BEGIN Excerpt provided
Paying the price for cheap eating | ShareNet & You

During super-lean college days, I recall telling coworkers at the job which supported my education that buying fruits and vegetables was more expensive than, say, sandwich bread and baloney. They were all working above me, middle-aged, and making enough that grocery prices weren’t a worry to them. They looked at me in disbelief.

During super-lean college days, I recall telling coworkers at the job which supported my education that buying fruits and vegetables was more expensive than, say, sandwich bread and baloney.

They were all working above me, middle-aged, and making enough that grocery prices weren’t a worry to them. They looked at me in disbelief, and all were skeptical that healthier eating was more expensive. In fact, they thought vegetables were cheaper. I said I had the receipts to prove it, and thought it was a typical disconnect between haves and have nots.

Today it is a generally accepted fact that healthy eating is expensive — too expensive for many Americans and for many people in our own community. Healthy eating is expensive in the short term and, without those healthful foods, even more expensive in the long term when years of a poor diet usually lead to health problems and associated expenses.

The more restrictive a diet is and the more healthful rules a consumer tries to apply, the more their grocery bill will increase. Organic, for example, is great, but it’s more expensive and probably always will be.
END Excerpt provided
▶ **Goal of the exercise**: List each food that the article on the cost of cheap eating names specifically. Leave out general categories such as "healthful foods" and "organic."
BEGIN Listed records
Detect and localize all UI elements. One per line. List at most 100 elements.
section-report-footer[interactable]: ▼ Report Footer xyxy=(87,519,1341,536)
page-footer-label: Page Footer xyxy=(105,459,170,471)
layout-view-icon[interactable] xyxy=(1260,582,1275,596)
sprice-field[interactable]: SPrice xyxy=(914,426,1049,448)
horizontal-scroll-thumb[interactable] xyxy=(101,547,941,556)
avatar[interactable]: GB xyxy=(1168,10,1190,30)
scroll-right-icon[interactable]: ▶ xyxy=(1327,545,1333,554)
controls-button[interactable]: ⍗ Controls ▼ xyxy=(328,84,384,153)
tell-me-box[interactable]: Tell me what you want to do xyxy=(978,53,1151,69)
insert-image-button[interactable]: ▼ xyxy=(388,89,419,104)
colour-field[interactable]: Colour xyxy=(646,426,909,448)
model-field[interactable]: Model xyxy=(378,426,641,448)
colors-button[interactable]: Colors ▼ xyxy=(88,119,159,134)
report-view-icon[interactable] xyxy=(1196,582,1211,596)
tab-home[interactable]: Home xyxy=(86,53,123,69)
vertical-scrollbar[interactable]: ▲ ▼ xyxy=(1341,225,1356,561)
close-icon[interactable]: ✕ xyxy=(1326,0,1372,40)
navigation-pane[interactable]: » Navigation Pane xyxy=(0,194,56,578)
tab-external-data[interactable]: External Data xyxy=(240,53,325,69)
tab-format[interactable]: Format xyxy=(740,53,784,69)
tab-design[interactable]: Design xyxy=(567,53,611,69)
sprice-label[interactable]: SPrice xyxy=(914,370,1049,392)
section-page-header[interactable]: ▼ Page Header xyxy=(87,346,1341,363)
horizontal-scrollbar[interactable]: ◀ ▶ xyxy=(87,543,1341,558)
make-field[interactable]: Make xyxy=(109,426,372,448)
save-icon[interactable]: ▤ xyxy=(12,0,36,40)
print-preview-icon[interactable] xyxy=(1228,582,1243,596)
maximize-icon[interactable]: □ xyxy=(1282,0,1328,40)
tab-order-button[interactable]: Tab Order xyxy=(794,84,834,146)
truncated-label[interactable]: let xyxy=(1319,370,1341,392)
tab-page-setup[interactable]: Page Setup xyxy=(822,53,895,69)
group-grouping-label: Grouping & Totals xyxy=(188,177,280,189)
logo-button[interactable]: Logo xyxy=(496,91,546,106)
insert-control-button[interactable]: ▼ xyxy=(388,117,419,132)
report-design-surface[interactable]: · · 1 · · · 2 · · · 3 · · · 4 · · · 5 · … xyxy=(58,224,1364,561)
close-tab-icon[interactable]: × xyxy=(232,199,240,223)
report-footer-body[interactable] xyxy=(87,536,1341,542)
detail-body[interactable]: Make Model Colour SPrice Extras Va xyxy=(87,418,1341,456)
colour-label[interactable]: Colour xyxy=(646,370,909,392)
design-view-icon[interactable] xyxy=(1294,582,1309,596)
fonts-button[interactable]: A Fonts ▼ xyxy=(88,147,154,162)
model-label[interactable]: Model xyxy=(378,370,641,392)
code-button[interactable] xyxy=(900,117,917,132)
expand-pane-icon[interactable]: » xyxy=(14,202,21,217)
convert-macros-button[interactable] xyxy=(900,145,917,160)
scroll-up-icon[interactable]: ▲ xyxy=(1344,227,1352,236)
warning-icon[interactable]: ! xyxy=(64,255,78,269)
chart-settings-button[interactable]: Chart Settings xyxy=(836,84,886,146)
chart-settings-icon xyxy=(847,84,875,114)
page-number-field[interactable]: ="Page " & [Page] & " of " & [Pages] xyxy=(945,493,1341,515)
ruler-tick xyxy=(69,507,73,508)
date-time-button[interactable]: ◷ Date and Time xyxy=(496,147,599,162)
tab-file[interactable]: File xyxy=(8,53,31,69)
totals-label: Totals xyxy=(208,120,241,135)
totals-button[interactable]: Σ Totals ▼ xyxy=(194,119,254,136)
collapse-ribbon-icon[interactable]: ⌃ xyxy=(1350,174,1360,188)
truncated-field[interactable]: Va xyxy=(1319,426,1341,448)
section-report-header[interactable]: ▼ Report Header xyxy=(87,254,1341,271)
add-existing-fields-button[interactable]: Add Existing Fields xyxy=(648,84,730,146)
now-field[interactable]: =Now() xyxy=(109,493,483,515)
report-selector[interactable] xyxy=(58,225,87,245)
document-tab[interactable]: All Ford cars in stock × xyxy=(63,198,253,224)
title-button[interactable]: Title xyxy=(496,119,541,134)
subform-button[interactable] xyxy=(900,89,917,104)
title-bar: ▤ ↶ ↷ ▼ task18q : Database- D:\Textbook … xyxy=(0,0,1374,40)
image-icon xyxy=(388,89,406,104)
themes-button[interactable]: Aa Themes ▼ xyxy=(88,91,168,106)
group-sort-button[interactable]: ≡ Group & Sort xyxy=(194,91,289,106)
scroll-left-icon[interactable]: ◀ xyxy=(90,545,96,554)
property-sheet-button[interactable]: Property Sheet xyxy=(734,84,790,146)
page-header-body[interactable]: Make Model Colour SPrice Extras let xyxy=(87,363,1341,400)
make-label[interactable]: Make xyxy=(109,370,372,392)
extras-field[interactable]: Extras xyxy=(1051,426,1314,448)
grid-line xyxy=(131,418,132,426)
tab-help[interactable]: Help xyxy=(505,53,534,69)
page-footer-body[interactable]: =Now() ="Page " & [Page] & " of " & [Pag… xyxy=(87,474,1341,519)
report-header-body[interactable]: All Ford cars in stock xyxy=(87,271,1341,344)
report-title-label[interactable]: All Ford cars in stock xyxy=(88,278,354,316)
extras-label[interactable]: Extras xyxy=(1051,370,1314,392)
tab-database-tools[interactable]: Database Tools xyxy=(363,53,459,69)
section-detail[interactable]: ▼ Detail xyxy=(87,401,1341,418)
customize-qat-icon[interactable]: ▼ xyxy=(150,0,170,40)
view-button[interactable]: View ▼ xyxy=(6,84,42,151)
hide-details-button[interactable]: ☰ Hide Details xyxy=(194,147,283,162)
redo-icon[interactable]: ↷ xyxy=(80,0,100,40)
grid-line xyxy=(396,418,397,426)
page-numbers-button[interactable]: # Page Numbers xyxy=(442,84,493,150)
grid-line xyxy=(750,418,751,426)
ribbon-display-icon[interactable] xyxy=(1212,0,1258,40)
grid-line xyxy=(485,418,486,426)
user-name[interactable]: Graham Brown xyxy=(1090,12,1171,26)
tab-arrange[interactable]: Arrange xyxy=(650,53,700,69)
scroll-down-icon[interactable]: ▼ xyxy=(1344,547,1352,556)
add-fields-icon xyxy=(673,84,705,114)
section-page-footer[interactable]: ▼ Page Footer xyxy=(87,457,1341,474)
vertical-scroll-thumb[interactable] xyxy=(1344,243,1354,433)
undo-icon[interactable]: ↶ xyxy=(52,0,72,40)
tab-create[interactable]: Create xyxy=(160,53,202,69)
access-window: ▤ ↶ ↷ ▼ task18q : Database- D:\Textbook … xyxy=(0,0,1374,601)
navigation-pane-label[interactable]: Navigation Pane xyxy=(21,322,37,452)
END Listed records
▶ **Answer space**: Fruits, vegetables, sandwich bread, baloney